Print the listing below exactly.

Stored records
━━━━━━━━━━
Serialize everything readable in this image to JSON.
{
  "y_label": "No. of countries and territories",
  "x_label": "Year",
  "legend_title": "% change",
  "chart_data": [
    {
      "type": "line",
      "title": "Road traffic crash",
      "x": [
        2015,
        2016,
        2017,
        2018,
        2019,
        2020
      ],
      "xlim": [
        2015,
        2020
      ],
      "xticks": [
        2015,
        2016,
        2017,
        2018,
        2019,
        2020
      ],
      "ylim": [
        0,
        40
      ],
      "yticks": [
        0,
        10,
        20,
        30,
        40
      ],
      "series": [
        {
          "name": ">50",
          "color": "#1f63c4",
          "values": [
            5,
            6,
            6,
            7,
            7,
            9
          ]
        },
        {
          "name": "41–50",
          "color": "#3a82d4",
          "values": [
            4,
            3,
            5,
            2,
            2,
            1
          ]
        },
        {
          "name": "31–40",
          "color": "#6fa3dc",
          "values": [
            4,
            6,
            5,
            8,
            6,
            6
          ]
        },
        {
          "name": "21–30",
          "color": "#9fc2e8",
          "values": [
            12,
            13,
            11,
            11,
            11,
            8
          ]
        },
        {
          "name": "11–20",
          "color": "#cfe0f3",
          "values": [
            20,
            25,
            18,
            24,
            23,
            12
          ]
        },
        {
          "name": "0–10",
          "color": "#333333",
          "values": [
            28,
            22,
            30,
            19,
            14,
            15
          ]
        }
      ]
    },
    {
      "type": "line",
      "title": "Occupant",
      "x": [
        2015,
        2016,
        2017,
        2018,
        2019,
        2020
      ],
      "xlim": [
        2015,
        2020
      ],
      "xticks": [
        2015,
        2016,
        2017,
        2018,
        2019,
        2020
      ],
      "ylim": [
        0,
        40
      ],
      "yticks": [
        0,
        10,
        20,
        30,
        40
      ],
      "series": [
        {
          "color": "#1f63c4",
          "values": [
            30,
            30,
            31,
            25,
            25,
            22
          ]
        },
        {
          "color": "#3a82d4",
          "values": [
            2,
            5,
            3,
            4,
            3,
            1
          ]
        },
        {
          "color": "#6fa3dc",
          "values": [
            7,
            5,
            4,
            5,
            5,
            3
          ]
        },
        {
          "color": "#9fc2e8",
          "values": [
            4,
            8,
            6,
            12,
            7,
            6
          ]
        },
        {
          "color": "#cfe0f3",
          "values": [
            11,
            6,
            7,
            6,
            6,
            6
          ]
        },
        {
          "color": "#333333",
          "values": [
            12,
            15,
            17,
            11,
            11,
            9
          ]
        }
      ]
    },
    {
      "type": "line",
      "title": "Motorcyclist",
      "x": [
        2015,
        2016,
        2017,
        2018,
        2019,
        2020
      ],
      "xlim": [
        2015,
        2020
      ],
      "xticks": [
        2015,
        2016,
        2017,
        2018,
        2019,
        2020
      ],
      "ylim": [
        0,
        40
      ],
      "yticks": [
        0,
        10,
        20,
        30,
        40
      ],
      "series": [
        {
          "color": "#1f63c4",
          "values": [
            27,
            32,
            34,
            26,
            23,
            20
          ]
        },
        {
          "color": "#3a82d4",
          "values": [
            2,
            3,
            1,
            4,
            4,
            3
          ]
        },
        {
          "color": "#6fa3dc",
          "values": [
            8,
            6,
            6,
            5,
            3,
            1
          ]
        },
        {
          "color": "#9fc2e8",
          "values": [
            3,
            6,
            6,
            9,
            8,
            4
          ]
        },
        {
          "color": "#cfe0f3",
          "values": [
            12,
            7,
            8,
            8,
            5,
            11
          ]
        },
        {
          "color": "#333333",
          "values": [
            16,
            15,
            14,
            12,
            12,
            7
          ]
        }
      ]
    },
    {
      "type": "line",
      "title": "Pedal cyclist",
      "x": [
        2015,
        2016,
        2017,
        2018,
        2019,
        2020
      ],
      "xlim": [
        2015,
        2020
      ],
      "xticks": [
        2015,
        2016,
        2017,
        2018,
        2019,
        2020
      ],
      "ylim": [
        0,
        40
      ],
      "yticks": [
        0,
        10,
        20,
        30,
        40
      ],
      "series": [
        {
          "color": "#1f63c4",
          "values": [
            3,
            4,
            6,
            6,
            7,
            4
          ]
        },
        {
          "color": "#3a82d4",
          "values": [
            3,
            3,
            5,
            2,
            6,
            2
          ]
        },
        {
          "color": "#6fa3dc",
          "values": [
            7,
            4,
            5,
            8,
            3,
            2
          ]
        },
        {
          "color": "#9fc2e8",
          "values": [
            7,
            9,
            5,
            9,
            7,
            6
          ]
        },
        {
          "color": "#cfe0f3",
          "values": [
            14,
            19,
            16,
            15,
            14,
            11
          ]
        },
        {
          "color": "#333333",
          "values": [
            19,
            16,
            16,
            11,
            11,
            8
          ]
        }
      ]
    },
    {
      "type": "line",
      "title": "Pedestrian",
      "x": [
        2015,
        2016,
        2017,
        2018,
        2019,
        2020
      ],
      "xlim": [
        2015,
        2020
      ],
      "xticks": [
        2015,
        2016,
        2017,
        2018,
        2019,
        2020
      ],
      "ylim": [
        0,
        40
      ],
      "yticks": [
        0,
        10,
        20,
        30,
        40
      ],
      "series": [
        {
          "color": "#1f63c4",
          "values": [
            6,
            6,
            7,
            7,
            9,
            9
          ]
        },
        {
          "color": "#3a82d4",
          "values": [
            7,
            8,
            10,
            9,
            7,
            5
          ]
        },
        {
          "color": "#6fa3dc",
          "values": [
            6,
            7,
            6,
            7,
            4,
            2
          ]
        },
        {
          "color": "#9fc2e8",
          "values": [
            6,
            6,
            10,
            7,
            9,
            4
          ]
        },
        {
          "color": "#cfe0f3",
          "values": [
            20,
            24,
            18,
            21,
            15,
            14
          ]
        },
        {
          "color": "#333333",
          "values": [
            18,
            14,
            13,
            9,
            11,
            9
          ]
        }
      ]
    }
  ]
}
━━━━━━━━━━
[PROBLEM SOLUTION]
Serialize everything readable in this image to JSON.
{
  "y_label": "No. of countries and territories",
  "x_label": "Year",
  "legend_title": "% change",
  "chart_data": [
    {
      "type": "line",
      "title": "Road traffic crash",
      "x": [
        2015,
        2016,
        2017,
        2018,
        2019,
        2020
      ],
      "xlim": [
        2015,
        2020
      ],
      "xticks": [
        2015,
        2016,
        2017,
        2018,
        2019,
        2020
      ],
      "ylim": [
        0,
        40
      ],
      "yticks": [
        0,
        10,
        20,
        30,
        40
      ],
      "series": [
        {
          "name": ">50",
          "color": "#1f63c4",
          "values": [
            5,
            6,
            6,
            7,
            7,
            9
          ]
        },
        {
          "name": "41–50",
          "color": "#3a82d4",
          "values": [
            4,
            3,
            5,
            2,
            2,
            1
          ]
        },
        {
          "name": "31–40",
          "color": "#6fa3dc",
          "values": [
            4,
            6,
            5,
            8,
            6,
            6
          ]
        },
        {
          "name": "21–30",
          "color": "#9fc2e8",
          "values": [
            12,
            13,
            11,
            11,
            11,
            8
          ]
        },
        {
          "name": "11–20",
          "color": "#cfe0f3",
          "values": [
            20,
            25,
            18,
            24,
            23,
            12
          ]
        },
        {
          "name": "0–10",
          "color": "#333333",
          "values": [
            28,
            22,
            30,
            19,
            14,
            15
          ]
        }
      ]
    },
    {
      "type": "line",
      "title": "Occupant",
      "x": [
        2015,
        2016,
        2017,
        2018,
        2019,
        2020
      ],
      "xlim": [
        2015,
        2020
      ],
      "xticks": [
        2015,
        2016,
        2017,
        2018,
        2019,
        2020
      ],
      "ylim": [
        0,
        40
      ],
      "yticks": [
        0,
        10,
        20,
        30,
        40
      ],
      "series": [
        {
          "color": "#1f63c4",
          "values": [
            30,
            30,
            31,
            25,
            25,
            22
          ]
        },
        {
          "color": "#3a82d4",
          "values": [
            2,
            5,
            3,
            4,
            3,
            1
          ]
        },
        {
          "color": "#6fa3dc",
          "values": [
            7,
            5,
            4,
            5,
            5,
            3
          ]
        },
        {
          "color": "#9fc2e8",
          "values": [
            4,
            8,
            6,
            12,
            7,
            6
          ]
        },
        {
          "color": "#cfe0f3",
          "values": [
            11,
            6,
            7,
            6,
            6,
            6
          ]
        },
        {
          "color": "#333333",
          "values": [
            12,
            15,
            17,
            11,
            11,
            9
          ]
        }
      ]
    },
    {
      "type": "line",
      "title": "Motorcyclist",
      "x": [
        2015,
        2016,
        2017,
        2018,
        2019,
        2020
      ],
      "xlim": [
        2015,
        2020
      ],
      "xticks": [
        2015,
        2016,
        2017,
        2018,
        2019,
        2020
      ],
      "ylim": [
        0,
        40
      ],
      "yticks": [
        0,
        10,
        20,
        30,
        40
      ],
      "series": [
        {
          "color": "#1f63c4",
          "values": [
            27,
            32,
            34,
            26,
            23,
            20
          ]
        },
        {
          "color": "#3a82d4",
          "values": [
            2,
            3,
            1,
            4,
            4,
            3
          ]
        },
        {
          "color": "#6fa3dc",
          "values": [
            8,
            6,
            6,
            5,
            3,
            1
          ]
        },
        {
          "color": "#9fc2e8",
          "values": [
            3,
            6,
            6,
            9,
            8,
            4
          ]
        },
        {
          "color": "#cfe0f3",
          "values": [
            12,
            7,
            8,
            8,
            5,
            11
          ]
        },
        {
          "color": "#333333",
          "values": [
            16,
            15,
            14,
            12,
            12,
            7
          ]
        }
      ]
    },
    {
      "type": "line",
      "title": "Pedal cyclist",
      "x": [
        2015,
        2016,
        2017,
        2018,
        2019,
        2020
      ],
      "xlim": [
        2015,
        2020
      ],
      "xticks": [
        2015,
        2016,
        2017,
        2018,
        2019,
        2020
      ],
      "ylim": [
        0,
        40
      ],
      "yticks": [
        0,
        10,
        20,
        30,
        40
      ],
      "series": [
        {
          "color": "#1f63c4",
          "values": [
            3,
            4,
            6,
            6,
            7,
            4
          ]
        },
        {
          "color": "#3a82d4",
          "values": [
            3,
            3,
            5,
            2,
            6,
            2
          ]
        },
        {
          "color": "#6fa3dc",
          "values": [
            7,
            4,
            5,
            8,
            3,
            2
          ]
        },
        {
          "color": "#9fc2e8",
          "values": [
            7,
            9,
            5,
            9,
            7,
            6
          ]
        },
        {
          "color": "#cfe0f3",
          "values": [
            14,
            19,
            16,
            15,
            14,
            11
          ]
        },
        {
          "color": "#333333",
          "values": [
            19,
            16,
            16,
            11,
            11,
            8
          ]
        }
      ]
    },
    {
      "type": "line",
      "title": "Pedestrian",
      "x": [
        2015,
        2016,
        2017,
        2018,
        2019,
        2020
      ],
      "xlim": [
        2015,
        2020
      ],
      "xticks": [
        2015,
        2016,
        2017,
        2018,
        2019,
        2020
      ],
      "ylim": [
        0,
        40
      ],
      "yticks": [
        0,
        10,
        20,
        30,
        40
      ],
      "series": [
        {
          "color": "#1f63c4",
          "values": [
            6,
            6,
            7,
            7,
            9,
            9
          ]
        },
        {
          "color": "#3a82d4",
          "values": [
            7,
            8,
            10,
            9,
            7,
            5
          ]
        },
        {
          "color": "#6fa3dc",
          "values": [
            6,
            7,
            6,
            7,
            4,
            2
          ]
        },
        {
          "color": "#9fc2e8",
          "values": [
            6,
            6,
            10,
            7,
            9,
            4
          ]
        },
        {
          "color": "#cfe0f3",
          "values": [
            20,
            24,
            18,
            21,
            15,
            14
          ]
        },
        {
          "color": "#333333",
          "values": [
            18,
            14,
            13,
            9,
            11,
            9
          ]
        }
      ]
    }
  ]
}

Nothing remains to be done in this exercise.